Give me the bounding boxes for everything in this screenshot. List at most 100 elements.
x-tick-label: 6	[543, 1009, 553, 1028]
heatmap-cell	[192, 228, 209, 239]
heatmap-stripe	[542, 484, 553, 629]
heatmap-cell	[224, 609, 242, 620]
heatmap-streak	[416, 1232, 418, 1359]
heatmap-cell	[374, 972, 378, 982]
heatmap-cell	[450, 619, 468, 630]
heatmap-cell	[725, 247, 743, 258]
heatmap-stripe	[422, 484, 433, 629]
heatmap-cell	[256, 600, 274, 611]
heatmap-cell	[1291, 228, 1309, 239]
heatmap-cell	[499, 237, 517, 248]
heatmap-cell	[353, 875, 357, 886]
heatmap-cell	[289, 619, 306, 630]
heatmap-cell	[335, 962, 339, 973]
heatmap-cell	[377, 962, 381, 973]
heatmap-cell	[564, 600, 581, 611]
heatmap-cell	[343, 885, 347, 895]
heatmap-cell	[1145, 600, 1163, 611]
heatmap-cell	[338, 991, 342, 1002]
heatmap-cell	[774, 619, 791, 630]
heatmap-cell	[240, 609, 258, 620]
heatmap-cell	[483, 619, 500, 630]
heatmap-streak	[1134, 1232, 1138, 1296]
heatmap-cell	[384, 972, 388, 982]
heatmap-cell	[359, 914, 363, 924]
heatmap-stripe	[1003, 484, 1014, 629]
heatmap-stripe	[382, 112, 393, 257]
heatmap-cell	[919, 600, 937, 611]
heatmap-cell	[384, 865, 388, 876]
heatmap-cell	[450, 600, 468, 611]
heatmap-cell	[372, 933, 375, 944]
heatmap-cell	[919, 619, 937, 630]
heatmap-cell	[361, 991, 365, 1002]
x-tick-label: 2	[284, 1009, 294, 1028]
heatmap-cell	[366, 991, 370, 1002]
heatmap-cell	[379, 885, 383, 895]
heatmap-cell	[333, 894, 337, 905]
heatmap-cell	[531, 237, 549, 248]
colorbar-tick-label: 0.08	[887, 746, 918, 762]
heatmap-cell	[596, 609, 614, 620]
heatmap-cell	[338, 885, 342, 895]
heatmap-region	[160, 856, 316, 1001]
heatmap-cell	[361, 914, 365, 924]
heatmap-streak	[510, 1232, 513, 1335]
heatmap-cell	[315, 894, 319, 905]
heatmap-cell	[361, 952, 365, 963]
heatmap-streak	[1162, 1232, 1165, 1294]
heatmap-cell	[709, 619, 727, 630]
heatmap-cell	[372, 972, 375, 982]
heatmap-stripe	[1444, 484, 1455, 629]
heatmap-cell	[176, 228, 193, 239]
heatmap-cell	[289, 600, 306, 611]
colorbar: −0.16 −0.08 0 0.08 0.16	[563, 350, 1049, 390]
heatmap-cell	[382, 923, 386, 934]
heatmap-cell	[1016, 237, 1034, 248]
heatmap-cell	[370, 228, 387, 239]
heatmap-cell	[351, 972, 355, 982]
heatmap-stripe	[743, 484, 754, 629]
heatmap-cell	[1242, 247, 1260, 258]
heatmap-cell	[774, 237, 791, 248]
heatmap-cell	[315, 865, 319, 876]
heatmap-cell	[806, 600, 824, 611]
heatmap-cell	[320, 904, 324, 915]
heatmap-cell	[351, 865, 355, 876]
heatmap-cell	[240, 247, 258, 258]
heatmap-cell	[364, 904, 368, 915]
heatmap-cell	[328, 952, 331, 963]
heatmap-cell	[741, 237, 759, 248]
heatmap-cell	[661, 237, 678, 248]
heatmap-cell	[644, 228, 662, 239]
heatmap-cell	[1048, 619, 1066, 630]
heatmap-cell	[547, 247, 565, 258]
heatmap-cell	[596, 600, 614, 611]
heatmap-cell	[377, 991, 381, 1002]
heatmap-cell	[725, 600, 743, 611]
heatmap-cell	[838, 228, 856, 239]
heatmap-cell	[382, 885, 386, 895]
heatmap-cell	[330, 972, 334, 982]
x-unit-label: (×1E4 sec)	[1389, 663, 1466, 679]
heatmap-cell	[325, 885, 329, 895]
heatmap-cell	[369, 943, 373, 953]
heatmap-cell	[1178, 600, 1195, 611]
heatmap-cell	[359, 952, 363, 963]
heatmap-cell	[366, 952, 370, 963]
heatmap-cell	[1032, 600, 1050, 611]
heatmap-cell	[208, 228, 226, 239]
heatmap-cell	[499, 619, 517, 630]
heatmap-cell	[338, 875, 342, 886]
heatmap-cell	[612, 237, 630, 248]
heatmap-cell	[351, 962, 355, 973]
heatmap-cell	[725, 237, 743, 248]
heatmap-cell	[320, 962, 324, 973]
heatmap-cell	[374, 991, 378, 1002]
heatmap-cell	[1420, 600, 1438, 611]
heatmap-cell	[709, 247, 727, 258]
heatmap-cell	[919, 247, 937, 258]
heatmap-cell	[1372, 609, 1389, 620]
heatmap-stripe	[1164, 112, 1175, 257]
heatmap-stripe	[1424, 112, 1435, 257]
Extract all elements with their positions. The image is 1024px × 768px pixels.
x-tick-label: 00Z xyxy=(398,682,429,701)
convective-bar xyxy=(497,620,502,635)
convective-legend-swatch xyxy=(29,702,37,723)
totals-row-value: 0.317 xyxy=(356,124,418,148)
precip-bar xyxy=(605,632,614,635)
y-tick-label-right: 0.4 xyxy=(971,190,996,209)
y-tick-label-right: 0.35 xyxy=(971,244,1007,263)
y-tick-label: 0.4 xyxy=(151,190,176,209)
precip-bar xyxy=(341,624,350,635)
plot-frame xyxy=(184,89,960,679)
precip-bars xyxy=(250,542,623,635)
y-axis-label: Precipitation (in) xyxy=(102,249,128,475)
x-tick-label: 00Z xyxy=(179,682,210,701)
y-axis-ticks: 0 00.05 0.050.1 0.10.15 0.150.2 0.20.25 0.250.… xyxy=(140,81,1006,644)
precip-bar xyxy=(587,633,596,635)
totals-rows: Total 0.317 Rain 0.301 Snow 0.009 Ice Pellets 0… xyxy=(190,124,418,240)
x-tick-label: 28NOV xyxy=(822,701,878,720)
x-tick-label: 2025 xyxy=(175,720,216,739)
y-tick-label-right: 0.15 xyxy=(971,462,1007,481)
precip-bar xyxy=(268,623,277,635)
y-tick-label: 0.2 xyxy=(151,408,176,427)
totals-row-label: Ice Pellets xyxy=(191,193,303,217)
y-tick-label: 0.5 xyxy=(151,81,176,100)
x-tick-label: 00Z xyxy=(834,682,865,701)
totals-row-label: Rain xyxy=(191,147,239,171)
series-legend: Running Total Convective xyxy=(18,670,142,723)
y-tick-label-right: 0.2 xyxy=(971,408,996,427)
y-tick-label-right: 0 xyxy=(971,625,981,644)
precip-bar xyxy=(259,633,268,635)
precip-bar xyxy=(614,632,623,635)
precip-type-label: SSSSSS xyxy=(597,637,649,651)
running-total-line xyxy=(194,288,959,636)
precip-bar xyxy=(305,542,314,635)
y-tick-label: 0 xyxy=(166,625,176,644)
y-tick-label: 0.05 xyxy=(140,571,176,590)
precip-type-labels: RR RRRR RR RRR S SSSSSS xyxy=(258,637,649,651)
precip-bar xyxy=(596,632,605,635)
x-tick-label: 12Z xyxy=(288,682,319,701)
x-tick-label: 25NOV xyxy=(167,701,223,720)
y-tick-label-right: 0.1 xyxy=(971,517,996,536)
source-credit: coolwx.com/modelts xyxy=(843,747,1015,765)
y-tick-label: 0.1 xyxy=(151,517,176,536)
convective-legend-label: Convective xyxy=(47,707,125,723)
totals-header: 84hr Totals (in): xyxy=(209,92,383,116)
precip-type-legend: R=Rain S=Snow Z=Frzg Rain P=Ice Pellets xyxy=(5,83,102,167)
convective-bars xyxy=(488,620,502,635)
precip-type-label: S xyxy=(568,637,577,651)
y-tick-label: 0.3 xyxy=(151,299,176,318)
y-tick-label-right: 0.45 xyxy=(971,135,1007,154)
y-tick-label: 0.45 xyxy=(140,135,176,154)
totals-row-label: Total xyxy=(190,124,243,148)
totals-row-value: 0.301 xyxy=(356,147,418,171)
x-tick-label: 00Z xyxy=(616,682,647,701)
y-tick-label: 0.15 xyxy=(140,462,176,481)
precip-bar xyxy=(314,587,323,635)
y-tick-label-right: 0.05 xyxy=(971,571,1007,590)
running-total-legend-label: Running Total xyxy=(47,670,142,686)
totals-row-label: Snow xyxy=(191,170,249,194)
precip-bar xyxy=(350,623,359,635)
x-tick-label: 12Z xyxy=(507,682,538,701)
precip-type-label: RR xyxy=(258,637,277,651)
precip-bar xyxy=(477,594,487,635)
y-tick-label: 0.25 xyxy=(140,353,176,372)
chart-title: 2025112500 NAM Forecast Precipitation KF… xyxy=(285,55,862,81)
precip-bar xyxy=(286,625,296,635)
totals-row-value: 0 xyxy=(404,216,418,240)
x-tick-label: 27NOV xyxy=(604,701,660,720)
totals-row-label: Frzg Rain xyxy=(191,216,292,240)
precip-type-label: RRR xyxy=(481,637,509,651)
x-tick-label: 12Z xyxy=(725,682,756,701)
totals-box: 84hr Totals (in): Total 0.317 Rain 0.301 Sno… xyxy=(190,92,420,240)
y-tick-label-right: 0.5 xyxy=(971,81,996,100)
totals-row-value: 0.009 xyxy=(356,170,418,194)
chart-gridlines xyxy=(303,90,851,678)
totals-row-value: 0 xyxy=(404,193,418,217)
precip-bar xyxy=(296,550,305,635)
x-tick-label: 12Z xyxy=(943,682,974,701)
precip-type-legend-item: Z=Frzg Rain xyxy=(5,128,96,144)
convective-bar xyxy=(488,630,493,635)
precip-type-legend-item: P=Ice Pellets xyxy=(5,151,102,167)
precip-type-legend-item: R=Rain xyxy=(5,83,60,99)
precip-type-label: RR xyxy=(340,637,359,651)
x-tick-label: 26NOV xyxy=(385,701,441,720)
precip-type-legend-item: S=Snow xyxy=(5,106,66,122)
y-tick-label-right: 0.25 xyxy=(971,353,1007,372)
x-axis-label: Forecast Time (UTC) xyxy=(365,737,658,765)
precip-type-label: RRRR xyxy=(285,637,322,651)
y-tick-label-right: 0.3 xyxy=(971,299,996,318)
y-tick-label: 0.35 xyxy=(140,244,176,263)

####################

» What the exercise asks
Write out, without any change, the stretch of the material from its start through the line containing "972, 355, 982]", including both ends.

» Full output
Give me the bounding boxes for everything in this screenshot. List at most 100 elements.
x-tick-label: 6	[543, 1009, 553, 1028]
heatmap-cell	[192, 228, 209, 239]
heatmap-stripe	[542, 484, 553, 629]
heatmap-cell	[224, 609, 242, 620]
heatmap-streak	[416, 1232, 418, 1359]
heatmap-cell	[374, 972, 378, 982]
heatmap-cell	[450, 619, 468, 630]
heatmap-cell	[725, 247, 743, 258]
heatmap-stripe	[422, 484, 433, 629]
heatmap-cell	[256, 600, 274, 611]
heatmap-cell	[1291, 228, 1309, 239]
heatmap-cell	[499, 237, 517, 248]
heatmap-cell	[353, 875, 357, 886]
heatmap-cell	[289, 619, 306, 630]
heatmap-cell	[335, 962, 339, 973]
heatmap-cell	[377, 962, 381, 973]
heatmap-cell	[564, 600, 581, 611]
heatmap-cell	[343, 885, 347, 895]
heatmap-cell	[1145, 600, 1163, 611]
heatmap-cell	[338, 991, 342, 1002]
heatmap-cell	[774, 619, 791, 630]
heatmap-cell	[240, 609, 258, 620]
heatmap-cell	[483, 619, 500, 630]
heatmap-streak	[1134, 1232, 1138, 1296]
heatmap-cell	[384, 972, 388, 982]
heatmap-cell	[359, 914, 363, 924]
heatmap-stripe	[1003, 484, 1014, 629]
heatmap-stripe	[382, 112, 393, 257]
heatmap-cell	[919, 600, 937, 611]
heatmap-cell	[384, 865, 388, 876]
heatmap-cell	[450, 600, 468, 611]
heatmap-cell	[372, 933, 375, 944]
heatmap-cell	[919, 619, 937, 630]
heatmap-cell	[361, 991, 365, 1002]
x-tick-label: 2	[284, 1009, 294, 1028]
heatmap-cell	[366, 991, 370, 1002]
heatmap-cell	[379, 885, 383, 895]
heatmap-cell	[333, 894, 337, 905]
heatmap-cell	[531, 237, 549, 248]
colorbar-tick-label: 0.08	[887, 746, 918, 762]
heatmap-cell	[596, 609, 614, 620]
heatmap-cell	[338, 885, 342, 895]
heatmap-region	[160, 856, 316, 1001]
heatmap-cell	[361, 914, 365, 924]
heatmap-streak	[510, 1232, 513, 1335]
heatmap-cell	[315, 894, 319, 905]
heatmap-cell	[361, 952, 365, 963]
heatmap-streak	[1162, 1232, 1165, 1294]
heatmap-cell	[709, 619, 727, 630]
heatmap-cell	[372, 972, 375, 982]
heatmap-stripe	[1444, 484, 1455, 629]
heatmap-cell	[176, 228, 193, 239]
heatmap-cell	[289, 600, 306, 611]
colorbar: −0.16 −0.08 0 0.08 0.16	[563, 350, 1049, 390]
heatmap-cell	[382, 923, 386, 934]
heatmap-cell	[1016, 237, 1034, 248]
heatmap-cell	[370, 228, 387, 239]
heatmap-cell	[351, 972, 355, 982]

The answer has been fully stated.